# [ПРИВЕДЁННЫЙ ОТРЫВОК]

== == ==

Светлана тоже стих какой-то говорила.
Бывала она у нас и на праздновании Нового года на Малой Никитской. Как-то мы гадали – на подносе жгли бумагу, а потом ставили так свет, чтобы на стене появилась тень. Светлана тоже сожгла бумагу, и ей кто-то начал говорить. Разумеется, пророчил все хорошее. А когда мы за столом уже сидели, она мне шепнула: “Что он там трепался, когда там могила с крестом была видна. Сказал бы сразу”.
Что она там увидела? Но я ее не стала расспрашивать. Сама испугалась.
Пытались ли за ней ухаживать? Нет, наоборот.
А мы с ней хулиганили… Как-то в Мухалатке проводили вместе лето. И попросили, чтобы нам дали винтовку. И стреляли в цель, очень даже неплохо, между прочим. Так и научились стрелять. Я потом в архитектурном институте вообще ходила на стрельбище. Стреляла и лежа, и с колена, и стоя.
Хорошо помню день, когда умер Сталин. Моя сестра плакала. А я – нет. Я жалела Светлану. Мы с Серго были на похоронах. Подходили к Светлане, она с Васей сидела у гроба.
Я Сталина не боялась. Я вообще была небоязлива. Нет, я Сталина ненавидела. Из-за Светланы. И фразы, которую он произнес с невероятной злостью, глядя мне прямо в глаза. Мы сидели обедали, все было спокойно. Он любил подтрунивать надо мной. В тот день спросил, много ли мальчиков вокруг меня крутится. Я тут же в краску, застенчивой девочкой была. Потом вдруг откладывает ложку и спрашивает: “Как там ваша старрррруха поживает?” Светлана вполголоса пояснила, что это он о бабушке моей спрашивает. Меня как будто по голове стукнули. Бабушка для меня была святым человеком.
Я не так давно была в Риме и оказалась с приятельницей в церкви. Священник меня пригласил к нему в кабинет. Я поднялась. Он усадил меня и показал карточку: “Это сделала ваша бабушка. Она добилась разрешения на эту карточку”.
Оказалось, что на Соловки попал его отец, там был страшный голод. Пароход не мог подвезти продукты в плохую погоду, на острове часто просто не оставалось пищи. Конечно, охрана припасы себе делала, а заключенных не кормили. И бабушка выхлопотала его матери карточку, согласно которой женщина могла посылать раз в месяц посылку с продуктами. Так они выжили. И когда я уже выходила из церкви, этот настоятель мне сказал: “Бабушка ваша была святым человеком”.
Очень многих она спасала. За границу как-то отправляла. Она очень была за границей популярна, она еще при царе жила несколько лет в Париже, членом партии эсеров была, с ней ничего не могли сделать. Ее хорошо знали и побоялись тронуть.
Светлана, кстати, с моей мамой тоже была дружна.
Да все, кто видел маму, ею увлекались.
Что такого было в маме? Красивая она была, конечно. Но дело не в красоте. Она была женственная, добрая. Очаровательная. Именно так о ней говорили: “Очаровательная”. И вот так ей не везло.
Простил ли Сталин отказ? Ее-то простил. Но все, кто подходил к ней близко, обязательно страдали.

== == ==

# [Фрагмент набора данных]
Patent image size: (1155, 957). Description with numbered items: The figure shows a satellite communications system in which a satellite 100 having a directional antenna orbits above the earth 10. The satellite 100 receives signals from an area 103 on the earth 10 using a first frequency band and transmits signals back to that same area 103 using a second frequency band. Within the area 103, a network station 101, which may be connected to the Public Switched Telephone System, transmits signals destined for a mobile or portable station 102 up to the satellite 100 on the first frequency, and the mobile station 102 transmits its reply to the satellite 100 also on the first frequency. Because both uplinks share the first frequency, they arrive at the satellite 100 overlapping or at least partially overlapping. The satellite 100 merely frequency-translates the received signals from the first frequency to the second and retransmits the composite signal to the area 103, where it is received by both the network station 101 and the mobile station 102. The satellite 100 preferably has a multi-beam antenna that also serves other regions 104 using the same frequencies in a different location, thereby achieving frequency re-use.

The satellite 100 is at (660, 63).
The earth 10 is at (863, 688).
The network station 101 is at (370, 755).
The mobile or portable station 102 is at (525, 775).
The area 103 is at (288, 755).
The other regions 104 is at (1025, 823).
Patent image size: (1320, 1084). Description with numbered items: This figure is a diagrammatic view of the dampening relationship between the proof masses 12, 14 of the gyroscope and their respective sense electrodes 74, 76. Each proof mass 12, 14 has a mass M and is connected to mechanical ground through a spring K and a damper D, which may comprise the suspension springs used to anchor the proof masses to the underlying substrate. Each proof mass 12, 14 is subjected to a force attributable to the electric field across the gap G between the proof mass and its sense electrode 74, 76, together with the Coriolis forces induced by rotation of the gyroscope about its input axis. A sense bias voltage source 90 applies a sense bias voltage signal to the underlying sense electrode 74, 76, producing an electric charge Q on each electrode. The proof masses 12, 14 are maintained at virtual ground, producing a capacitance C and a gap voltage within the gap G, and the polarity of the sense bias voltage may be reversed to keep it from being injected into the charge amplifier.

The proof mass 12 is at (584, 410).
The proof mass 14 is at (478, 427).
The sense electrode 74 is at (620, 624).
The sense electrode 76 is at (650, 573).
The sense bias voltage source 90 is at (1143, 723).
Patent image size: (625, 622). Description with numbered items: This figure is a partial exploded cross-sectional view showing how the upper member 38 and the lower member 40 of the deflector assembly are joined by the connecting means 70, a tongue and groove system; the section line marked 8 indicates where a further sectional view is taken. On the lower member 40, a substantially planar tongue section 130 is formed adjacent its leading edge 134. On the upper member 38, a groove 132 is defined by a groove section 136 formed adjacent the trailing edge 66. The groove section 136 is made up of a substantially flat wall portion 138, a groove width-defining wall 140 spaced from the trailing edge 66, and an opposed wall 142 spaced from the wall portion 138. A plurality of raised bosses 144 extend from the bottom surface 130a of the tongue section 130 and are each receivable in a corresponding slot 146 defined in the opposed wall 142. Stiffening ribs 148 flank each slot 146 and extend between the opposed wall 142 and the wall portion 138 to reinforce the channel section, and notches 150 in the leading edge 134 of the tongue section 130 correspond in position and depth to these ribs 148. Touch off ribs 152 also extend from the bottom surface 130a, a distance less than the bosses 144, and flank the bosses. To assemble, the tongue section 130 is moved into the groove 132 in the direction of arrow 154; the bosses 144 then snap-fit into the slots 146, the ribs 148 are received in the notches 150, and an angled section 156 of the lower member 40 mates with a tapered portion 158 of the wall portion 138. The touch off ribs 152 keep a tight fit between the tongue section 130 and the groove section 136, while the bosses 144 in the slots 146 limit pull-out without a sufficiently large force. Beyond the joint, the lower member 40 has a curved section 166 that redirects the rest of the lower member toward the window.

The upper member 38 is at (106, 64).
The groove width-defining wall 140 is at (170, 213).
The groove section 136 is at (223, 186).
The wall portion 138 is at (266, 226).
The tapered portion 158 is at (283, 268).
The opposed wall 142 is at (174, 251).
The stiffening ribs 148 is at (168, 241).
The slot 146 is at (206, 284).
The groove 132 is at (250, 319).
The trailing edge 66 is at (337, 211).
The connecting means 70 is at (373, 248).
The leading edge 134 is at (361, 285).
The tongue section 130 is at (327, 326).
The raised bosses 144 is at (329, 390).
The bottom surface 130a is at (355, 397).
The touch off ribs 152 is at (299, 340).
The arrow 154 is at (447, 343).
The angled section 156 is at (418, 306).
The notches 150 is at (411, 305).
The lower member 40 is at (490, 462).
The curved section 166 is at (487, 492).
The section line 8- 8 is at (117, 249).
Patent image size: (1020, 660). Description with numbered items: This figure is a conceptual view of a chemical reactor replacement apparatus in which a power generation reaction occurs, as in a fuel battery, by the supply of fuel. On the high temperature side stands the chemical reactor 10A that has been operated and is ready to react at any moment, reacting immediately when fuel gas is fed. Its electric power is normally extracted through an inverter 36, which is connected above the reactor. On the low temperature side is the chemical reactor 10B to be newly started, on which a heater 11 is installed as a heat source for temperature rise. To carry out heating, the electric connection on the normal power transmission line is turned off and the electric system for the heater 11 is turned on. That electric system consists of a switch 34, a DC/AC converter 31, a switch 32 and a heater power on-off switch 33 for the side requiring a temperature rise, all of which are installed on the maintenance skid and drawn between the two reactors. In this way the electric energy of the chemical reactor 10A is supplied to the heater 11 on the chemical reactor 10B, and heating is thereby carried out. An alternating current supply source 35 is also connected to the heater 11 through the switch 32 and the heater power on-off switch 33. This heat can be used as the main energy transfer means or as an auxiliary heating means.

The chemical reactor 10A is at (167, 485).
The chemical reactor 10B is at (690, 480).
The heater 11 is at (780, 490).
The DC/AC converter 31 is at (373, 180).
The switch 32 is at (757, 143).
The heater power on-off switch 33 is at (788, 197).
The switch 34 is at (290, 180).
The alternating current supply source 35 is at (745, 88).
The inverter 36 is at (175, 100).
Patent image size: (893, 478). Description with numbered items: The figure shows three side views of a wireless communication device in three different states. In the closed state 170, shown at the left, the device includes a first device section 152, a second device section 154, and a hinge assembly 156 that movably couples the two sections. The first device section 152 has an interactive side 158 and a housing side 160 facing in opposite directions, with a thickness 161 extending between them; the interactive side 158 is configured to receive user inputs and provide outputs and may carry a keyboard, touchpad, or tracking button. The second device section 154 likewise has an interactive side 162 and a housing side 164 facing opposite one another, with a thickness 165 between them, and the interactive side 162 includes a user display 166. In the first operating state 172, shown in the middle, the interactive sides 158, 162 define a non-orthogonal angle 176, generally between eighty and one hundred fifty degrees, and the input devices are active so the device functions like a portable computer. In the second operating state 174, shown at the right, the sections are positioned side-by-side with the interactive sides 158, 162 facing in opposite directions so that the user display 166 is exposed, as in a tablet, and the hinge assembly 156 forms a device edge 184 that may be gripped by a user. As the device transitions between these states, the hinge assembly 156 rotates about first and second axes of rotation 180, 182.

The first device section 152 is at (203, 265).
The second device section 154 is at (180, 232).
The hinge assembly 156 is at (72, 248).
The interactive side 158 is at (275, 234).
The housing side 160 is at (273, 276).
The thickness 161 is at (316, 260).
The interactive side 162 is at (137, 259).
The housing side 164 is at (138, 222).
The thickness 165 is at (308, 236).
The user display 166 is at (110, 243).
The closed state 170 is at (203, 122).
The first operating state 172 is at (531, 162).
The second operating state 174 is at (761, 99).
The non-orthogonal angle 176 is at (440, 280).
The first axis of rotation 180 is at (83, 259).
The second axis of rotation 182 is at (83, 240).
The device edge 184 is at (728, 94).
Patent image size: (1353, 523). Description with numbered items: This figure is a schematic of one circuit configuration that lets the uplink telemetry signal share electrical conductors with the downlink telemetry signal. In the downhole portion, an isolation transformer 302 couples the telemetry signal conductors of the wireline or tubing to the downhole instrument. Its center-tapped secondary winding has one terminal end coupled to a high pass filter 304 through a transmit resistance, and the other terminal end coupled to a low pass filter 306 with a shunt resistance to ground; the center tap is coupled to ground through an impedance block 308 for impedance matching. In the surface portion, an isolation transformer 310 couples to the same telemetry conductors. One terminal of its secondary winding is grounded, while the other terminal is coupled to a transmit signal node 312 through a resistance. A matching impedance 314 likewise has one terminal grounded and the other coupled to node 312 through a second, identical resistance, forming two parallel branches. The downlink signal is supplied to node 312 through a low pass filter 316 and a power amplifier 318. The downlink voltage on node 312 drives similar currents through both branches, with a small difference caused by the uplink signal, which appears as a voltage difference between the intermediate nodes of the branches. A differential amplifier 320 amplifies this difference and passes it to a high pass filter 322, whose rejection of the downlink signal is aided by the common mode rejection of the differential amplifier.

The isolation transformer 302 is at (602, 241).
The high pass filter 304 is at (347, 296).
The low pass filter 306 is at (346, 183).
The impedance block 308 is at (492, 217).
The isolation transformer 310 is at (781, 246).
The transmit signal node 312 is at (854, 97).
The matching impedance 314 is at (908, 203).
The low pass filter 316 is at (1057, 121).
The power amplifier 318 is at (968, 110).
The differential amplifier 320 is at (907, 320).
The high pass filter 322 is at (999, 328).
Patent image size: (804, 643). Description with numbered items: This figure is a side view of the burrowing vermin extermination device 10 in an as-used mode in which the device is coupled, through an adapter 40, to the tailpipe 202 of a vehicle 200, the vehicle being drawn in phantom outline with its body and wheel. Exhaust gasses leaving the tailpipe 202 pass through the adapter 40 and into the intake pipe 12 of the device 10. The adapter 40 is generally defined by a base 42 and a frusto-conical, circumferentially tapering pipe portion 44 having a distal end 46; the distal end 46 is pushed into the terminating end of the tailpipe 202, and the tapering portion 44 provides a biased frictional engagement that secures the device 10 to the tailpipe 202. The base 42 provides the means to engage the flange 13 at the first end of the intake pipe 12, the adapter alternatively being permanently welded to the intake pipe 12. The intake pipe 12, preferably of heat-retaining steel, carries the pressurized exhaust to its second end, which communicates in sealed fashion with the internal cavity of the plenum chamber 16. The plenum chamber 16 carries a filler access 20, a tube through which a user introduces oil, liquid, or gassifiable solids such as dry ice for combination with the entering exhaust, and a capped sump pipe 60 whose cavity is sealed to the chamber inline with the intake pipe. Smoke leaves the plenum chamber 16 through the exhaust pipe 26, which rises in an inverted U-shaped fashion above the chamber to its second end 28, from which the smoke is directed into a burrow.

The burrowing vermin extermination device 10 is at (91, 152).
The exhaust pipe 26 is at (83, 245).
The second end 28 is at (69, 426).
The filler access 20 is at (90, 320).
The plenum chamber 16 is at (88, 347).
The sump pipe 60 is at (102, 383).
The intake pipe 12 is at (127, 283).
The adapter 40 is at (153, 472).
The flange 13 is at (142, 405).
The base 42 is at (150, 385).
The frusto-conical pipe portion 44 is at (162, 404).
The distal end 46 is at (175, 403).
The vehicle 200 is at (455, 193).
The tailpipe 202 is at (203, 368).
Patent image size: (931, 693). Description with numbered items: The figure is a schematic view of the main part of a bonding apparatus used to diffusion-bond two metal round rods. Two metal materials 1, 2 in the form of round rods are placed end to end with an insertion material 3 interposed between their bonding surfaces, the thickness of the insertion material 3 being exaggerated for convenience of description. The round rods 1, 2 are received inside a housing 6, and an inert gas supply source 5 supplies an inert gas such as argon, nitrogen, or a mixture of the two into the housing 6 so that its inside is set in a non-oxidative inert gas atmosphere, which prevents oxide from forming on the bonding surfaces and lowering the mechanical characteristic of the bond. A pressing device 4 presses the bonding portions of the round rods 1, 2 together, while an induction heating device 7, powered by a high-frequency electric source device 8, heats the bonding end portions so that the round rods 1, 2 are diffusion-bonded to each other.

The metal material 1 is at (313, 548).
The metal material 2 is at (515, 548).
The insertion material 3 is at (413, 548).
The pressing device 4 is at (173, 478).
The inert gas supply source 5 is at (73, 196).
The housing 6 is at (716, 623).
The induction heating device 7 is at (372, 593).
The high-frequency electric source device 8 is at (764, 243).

== == ==

# [ЗАДАНИЕ]
Выпишите дословно часть отрывка: начните с места со словами «Очень многих она» и остановитесь после слов «маму, ею увлекались.». Опирайтесь только на отрывок.

# [ОТВЕТ]
Очень многих она спасала. За границу как-то отправляла. Она очень была за границей популярна, она еще при царе жила несколько лет в Париже, членом партии эсеров была, с ней ничего не могли сделать. Ее хорошо знали и побоялись тронуть.
Светлана, кстати, с моей мамой тоже была дружна.
Да все, кто видел маму, ею увлекались.